Instructions for the task
Your task is to count the lines of the entries below that include the word "brightness" and to give only the resulting number.

────────────────────────────────────────

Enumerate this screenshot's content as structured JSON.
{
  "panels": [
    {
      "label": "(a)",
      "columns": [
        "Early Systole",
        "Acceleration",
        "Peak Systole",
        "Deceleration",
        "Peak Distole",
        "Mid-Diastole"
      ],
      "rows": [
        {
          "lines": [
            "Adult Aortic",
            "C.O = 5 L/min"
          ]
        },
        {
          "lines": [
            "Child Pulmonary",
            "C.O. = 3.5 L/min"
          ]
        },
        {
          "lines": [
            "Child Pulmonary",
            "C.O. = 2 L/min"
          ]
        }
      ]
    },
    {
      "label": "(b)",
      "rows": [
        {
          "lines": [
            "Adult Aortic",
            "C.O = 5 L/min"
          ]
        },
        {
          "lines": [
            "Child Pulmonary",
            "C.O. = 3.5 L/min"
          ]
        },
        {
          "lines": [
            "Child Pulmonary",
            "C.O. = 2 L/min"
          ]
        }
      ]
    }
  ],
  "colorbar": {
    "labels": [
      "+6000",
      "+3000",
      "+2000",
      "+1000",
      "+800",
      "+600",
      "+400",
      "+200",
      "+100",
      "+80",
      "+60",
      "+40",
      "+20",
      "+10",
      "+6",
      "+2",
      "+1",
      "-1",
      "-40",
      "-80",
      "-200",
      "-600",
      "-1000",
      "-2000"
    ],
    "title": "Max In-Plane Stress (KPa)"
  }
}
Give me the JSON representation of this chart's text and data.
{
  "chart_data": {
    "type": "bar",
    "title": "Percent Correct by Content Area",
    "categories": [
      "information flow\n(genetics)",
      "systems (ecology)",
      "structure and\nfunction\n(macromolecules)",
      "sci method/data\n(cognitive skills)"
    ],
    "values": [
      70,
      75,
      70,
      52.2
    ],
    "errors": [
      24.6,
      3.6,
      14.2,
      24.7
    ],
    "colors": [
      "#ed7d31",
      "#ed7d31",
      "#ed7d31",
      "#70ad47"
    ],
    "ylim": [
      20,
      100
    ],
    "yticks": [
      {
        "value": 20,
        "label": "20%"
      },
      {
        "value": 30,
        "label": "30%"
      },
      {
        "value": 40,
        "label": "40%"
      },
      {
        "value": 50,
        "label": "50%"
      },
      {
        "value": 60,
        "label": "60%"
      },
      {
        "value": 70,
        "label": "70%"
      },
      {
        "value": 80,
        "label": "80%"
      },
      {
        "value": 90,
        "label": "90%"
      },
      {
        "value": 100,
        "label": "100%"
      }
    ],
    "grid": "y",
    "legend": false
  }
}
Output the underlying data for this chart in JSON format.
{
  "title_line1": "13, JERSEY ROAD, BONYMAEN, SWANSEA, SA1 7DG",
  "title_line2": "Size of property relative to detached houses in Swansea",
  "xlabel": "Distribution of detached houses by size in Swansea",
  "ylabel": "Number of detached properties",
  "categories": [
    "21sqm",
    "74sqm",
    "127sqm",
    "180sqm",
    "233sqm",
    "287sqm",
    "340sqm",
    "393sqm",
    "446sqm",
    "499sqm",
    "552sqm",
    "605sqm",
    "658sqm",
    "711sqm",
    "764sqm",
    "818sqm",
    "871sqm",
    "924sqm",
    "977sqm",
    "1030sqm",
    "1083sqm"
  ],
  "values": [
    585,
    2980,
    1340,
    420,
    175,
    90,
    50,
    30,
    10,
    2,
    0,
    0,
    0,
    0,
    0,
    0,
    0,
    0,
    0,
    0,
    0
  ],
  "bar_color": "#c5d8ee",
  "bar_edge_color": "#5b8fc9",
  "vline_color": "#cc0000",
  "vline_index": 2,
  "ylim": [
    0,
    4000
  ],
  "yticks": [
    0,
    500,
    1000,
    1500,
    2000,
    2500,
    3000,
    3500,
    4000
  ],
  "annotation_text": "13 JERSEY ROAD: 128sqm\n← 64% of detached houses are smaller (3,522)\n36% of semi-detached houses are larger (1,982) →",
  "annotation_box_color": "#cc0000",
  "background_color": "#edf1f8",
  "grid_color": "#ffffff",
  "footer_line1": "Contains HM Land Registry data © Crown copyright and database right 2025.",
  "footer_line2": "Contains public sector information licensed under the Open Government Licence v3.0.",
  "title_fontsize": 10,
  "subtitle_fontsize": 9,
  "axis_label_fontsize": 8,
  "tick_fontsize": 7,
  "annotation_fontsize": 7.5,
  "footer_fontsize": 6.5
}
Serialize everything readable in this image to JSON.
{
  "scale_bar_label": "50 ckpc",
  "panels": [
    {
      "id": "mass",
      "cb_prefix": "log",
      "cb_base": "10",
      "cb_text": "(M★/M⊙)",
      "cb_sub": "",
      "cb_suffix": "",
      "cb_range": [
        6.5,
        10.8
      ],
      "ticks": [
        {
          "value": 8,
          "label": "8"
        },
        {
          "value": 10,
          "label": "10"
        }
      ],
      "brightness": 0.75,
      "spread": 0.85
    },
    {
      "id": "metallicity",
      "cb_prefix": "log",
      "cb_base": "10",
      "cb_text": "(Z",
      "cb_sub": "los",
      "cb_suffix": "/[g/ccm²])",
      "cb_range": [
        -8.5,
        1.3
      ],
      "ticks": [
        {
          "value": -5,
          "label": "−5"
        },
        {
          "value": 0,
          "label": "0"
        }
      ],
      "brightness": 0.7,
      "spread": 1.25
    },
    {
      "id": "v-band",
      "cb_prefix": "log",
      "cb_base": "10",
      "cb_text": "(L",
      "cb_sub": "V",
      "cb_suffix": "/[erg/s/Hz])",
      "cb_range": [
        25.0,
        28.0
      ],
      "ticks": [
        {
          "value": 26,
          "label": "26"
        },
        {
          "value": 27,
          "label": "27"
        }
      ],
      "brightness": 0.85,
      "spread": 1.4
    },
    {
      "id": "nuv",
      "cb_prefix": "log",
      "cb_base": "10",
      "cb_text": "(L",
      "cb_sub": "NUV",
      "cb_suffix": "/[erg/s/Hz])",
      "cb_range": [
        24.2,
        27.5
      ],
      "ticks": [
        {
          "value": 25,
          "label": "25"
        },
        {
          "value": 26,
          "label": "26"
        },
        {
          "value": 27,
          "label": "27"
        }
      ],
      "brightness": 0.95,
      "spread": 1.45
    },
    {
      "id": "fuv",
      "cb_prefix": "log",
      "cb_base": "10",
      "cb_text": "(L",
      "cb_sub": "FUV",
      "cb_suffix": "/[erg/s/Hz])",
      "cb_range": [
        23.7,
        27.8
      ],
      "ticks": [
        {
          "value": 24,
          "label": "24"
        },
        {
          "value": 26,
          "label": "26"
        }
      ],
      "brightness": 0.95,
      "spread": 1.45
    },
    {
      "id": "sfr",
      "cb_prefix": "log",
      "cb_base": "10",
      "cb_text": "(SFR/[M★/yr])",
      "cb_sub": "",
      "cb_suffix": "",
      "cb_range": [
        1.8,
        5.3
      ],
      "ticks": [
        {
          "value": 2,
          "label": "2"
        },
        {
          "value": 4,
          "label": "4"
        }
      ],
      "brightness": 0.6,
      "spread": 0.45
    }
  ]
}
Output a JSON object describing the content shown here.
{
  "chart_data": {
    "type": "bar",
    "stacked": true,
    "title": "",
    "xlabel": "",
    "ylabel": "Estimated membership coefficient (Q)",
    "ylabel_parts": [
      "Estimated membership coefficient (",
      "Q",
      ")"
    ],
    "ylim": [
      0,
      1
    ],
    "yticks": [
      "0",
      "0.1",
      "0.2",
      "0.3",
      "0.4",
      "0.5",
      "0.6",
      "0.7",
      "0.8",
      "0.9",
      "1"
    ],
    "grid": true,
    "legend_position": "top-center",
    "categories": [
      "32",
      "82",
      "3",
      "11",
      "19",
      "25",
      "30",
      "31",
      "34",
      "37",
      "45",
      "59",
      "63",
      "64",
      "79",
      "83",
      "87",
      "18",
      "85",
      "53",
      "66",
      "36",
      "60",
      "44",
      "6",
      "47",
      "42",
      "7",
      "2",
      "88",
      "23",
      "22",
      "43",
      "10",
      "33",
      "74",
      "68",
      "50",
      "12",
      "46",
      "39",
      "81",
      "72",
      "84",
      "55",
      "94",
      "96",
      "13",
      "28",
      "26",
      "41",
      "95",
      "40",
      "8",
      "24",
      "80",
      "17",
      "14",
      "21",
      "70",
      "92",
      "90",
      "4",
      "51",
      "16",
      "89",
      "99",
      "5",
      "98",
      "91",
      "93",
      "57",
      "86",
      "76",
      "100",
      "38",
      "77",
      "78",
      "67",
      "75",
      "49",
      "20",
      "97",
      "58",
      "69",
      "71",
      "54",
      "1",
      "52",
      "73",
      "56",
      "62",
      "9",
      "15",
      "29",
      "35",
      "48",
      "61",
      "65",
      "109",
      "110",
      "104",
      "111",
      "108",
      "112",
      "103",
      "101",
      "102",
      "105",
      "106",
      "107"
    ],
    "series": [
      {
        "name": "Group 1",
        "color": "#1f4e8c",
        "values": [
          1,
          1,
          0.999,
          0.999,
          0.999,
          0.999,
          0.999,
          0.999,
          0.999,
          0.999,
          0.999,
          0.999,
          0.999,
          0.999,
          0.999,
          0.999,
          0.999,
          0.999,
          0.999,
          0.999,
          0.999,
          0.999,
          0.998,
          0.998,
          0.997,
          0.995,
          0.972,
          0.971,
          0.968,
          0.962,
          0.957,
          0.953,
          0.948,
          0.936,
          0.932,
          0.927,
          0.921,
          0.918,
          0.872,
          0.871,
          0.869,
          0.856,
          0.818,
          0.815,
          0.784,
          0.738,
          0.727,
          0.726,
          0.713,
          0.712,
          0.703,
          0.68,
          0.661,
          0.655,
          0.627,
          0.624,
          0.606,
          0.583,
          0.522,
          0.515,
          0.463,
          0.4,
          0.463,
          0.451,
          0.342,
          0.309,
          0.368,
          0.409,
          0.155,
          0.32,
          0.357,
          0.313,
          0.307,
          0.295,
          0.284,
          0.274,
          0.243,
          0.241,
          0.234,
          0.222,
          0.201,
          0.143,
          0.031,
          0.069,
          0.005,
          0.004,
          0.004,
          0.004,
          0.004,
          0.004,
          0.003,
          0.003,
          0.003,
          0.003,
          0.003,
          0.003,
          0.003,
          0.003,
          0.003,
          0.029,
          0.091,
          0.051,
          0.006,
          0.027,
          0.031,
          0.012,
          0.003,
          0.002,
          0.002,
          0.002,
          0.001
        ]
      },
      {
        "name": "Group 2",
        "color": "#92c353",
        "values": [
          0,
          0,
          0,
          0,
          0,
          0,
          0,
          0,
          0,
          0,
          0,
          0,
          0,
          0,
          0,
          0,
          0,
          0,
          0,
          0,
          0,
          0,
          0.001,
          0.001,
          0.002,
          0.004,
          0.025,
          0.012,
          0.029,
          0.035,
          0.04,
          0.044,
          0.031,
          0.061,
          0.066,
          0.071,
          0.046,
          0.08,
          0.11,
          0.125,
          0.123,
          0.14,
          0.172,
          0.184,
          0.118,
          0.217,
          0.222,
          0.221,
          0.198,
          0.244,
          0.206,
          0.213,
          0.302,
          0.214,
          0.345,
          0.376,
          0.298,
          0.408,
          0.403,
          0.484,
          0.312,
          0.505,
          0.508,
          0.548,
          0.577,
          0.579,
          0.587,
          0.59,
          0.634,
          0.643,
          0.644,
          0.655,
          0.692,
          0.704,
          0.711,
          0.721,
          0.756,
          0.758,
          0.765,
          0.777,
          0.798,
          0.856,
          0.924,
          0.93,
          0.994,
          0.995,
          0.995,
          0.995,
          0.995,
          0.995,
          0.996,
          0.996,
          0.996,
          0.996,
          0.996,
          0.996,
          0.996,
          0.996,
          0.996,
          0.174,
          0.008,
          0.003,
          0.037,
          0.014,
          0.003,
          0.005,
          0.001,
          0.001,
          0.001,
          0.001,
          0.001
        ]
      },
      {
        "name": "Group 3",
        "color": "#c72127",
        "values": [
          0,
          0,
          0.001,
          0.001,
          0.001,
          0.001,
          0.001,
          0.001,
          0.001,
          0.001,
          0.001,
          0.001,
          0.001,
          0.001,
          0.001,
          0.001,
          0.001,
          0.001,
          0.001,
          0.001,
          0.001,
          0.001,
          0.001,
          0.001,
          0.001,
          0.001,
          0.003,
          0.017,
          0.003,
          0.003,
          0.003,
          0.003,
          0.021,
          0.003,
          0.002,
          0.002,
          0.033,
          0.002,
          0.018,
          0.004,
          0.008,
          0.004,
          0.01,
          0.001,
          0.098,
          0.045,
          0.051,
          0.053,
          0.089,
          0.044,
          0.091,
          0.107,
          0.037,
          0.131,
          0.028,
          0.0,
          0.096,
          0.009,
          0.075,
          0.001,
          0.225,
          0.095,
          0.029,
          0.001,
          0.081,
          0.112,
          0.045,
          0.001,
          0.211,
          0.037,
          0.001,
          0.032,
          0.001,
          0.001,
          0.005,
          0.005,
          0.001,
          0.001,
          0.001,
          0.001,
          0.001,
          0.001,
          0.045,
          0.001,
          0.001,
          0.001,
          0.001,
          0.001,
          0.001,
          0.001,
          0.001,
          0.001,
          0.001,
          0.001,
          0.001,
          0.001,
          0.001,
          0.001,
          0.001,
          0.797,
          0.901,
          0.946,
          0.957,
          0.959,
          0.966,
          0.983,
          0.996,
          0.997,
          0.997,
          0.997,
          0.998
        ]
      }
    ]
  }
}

────────────────────────────────────────

Solution to the problem
6